* Given text
---
Each TPT entry 204 of the TPT 200 may include one or more data
structures which contain buffer protection data for a particular
buffer, and virtual addresses or physical addresses of the
particular buffer. In the illustrated embodiment, the bytes of the
TPT entries 204 within each allocated memory block may be
physically contiguous although the TPT blocks or pages 202 of TPT
entries 204 of the TPT 200 may be disjointed or noncontiguous. In
one embodiment, the TPT blocks or pages 202 of TPT entries 204 of
the TPT 200 are each located at 2.sup.P physical address boundaries
where each TPT block or page 202 comprises 2.sup.P bytes. Also, in
one embodiment, where the system memory has 64 bit addresses, for
example, each TPT entry will be 8-byte aligned. It is appreciated
that other boundaries and other addressing schemes may be used as
well.
[0064] Also, the data structure table subsegment mapping tables
such as the page descriptor tables 230a, 230b . . . 230n (FIG. 9),
may be populated with data structure entries such as the page
descriptor entries 232a, 232b . . . 232n. As previously mentioned,
each page descriptor entry may include a data structure such as the
data structure 234a (FIG. 10b) which contains the physical address
of a TPT page or block 202 of TPT entries 204 of the TPT 200, as
well as a data structure such as the data structure 234c which
contains type information for the page or block 202.
[0065] The page descriptor tables 230a, 230b . . . 230n (FIG. 9)
may be resident either in memory such as the system memory 106 or
on the I/O device. If the page descriptor tables 230a, 230b . . .
230n are resident on the I/O device, the I/O address of the page
descriptor tables 230a, 230b . . . 230n may be mapped by the device
driver 120 and then initialized by the device driver 120. If the
page descriptor tables 230a, 230b . . . 230n are resident in the
system memory 106, they can be addressed using system physical
addresses, for example. In an alternative embodiment, the page
descriptor tables 230a, 230b . . . 230n they can be stored in the
TPT 200 itself in a virtually contiguous region of the TPT 200. In
this embodiment, the base TPT virtual address of the page
descriptor tables 230a, 230b . . . 230n may be initialized by the
device driver 120 and communicated to the I/O device such as the
adapter 112. The I/O device can then use this base address to
access the page descriptor tables 230a, 230b . . . 230n.
[0066] Also, the data structure table segment mapping table such as
the segment descriptor table 222 (FIG. 9), may be populated with
data structure entries such as the segment descriptor entries 224a,
224b . . . 224n. As previously mentioned, each segment descriptor
entry may include a data structure such as the data structure 226a
(FIG. 10a) which contains the physical address of one of the page
descriptor table 230a, 230b . . . 230n. Each segment descriptor
entry may further include a data structure 226b which describes the
size of the page descriptor table, as well as a data structure such
as the data structure 224c which contains type information for the
page descriptor table.
[0067] FIG. 12 shows an example of operations of an I/O device such
as the adapter 112, to obtain a data structure from a data
structure table such as the TPT 200. The I/O device applies (block
400) a virtual address of the data structure table entry, such as
an entry 204a, for example, to a data structure cache subsystem
such as the subsystem 140, for example. The virtual address may be
generated by a component of the I/O device as a function of a
buffer identifier or some other destination identifier received by
the I/O device.
[0068] A determination is made (block 402) as to whether the data
structure addressed by the virtual address is within a cache, such
as the cache 142 of the subsystem 140, for example. If so, that is,
there is a cache hit, the data structure identified by the applied
virtual address and stored in the cache may be supplied to the
requesting I/O device component on a data bus such as the TPT data
bus 212.
---
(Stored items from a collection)
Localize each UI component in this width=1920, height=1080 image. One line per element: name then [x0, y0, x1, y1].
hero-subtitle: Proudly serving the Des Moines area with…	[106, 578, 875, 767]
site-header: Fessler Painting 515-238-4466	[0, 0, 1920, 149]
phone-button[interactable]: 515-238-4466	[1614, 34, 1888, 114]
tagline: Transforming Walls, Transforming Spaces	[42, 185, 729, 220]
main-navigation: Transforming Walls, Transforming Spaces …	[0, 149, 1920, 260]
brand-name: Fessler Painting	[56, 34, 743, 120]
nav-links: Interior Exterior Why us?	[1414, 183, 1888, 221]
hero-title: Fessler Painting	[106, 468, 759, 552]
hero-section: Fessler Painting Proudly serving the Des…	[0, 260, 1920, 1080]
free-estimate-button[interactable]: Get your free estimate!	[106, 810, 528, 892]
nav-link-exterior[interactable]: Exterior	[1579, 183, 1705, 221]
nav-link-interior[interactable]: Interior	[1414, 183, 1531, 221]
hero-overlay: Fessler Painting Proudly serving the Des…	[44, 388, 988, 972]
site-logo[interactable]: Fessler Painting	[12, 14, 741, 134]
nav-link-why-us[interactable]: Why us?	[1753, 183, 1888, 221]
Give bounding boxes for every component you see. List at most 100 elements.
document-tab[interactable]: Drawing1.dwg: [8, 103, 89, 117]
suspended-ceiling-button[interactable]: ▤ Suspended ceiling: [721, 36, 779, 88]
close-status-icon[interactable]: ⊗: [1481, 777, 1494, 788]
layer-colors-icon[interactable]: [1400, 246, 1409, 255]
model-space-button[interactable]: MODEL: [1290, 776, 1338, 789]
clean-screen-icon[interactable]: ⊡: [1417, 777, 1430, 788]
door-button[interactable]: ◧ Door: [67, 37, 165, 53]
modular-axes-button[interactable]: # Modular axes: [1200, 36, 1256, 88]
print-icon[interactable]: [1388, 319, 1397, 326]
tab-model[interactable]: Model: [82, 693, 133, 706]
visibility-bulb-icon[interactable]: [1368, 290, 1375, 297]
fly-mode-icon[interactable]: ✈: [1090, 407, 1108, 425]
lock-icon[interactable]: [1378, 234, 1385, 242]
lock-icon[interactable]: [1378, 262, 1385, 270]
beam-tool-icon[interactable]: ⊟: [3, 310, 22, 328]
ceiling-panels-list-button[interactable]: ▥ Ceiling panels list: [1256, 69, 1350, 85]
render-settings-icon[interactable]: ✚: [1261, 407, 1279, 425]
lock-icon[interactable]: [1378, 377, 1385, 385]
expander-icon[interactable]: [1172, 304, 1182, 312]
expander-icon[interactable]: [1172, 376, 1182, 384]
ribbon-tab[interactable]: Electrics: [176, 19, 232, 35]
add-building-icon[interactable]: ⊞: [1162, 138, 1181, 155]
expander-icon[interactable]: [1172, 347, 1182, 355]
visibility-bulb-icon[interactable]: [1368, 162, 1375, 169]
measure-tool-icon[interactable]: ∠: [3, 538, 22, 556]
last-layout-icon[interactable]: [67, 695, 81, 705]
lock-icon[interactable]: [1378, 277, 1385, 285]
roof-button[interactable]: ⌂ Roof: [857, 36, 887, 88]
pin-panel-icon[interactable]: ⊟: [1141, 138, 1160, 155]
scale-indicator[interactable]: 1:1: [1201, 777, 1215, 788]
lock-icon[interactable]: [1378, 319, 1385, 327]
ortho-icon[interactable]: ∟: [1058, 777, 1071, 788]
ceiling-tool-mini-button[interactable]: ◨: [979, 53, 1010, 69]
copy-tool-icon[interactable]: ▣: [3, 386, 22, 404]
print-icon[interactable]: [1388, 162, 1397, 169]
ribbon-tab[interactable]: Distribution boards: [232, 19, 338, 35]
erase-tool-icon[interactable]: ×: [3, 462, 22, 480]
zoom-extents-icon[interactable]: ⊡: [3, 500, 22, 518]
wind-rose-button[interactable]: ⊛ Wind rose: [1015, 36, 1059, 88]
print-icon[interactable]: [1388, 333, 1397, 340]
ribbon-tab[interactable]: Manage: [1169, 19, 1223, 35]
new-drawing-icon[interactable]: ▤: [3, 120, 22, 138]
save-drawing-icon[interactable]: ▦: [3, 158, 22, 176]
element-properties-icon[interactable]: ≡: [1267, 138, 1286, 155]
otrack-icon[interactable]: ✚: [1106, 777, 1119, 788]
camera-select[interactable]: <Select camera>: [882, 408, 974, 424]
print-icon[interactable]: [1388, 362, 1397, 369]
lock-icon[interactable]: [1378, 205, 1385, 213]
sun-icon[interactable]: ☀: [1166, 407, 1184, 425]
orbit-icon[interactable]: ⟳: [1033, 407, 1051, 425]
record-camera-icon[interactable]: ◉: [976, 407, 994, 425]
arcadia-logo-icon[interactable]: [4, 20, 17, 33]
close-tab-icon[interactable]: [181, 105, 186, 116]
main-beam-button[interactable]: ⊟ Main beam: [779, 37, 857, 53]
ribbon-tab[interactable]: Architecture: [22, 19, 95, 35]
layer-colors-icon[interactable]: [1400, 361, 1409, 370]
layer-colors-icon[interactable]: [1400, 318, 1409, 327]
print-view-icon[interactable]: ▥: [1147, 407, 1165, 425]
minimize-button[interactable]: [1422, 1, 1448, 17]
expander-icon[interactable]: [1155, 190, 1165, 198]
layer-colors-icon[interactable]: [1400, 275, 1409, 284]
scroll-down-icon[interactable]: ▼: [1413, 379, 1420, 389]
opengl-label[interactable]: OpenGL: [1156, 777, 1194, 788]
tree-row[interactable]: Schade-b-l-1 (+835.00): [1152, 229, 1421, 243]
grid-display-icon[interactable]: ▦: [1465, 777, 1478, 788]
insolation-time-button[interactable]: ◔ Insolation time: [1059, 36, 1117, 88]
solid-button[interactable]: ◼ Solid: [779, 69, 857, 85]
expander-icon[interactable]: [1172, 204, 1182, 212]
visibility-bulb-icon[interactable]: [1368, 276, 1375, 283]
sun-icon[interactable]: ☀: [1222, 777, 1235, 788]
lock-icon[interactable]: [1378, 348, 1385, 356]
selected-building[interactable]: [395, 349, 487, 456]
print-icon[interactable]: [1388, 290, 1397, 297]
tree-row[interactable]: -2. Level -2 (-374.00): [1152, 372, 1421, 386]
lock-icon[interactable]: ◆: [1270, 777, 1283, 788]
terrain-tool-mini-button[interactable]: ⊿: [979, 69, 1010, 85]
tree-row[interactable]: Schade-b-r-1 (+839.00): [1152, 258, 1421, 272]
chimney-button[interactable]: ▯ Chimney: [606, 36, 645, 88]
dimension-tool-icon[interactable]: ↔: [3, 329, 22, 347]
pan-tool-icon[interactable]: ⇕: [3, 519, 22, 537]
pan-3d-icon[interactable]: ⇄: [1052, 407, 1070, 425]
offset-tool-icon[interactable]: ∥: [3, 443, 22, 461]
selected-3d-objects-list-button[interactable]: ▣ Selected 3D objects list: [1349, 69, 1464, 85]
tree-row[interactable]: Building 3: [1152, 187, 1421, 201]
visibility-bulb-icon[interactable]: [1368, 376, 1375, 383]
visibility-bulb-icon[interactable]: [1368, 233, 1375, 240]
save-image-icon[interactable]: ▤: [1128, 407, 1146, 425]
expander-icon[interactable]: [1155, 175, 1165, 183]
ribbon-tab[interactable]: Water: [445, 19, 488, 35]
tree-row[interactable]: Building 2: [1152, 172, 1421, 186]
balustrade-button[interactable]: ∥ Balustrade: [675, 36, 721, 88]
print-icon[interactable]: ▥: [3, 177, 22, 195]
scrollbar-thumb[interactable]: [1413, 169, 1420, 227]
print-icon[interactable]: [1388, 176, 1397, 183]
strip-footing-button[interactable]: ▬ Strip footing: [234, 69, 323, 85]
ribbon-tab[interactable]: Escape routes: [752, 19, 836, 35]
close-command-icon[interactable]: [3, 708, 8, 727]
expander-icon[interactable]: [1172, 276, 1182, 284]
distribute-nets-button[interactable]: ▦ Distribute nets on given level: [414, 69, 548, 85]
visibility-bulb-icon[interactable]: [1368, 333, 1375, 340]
---
* Directives
**a)** In the TPT passage, how is each TPT entry aligned when the system memory has 64-bit addresses?
**b)** Retype the TPT passage between "[0065] The page" and "If the page descriptor tables 230a, 230b . . .", inclusive.

* Complete answers
**a)** Each TPT entry is 8-byte aligned.

**b)**
[0065] The page descriptor tables 230a, 230b . . . 230n (FIG. 9)
may be resident either in memory such as the system memory 106 or
on the I/O device. If the page descriptor tables 230a, 230b . . .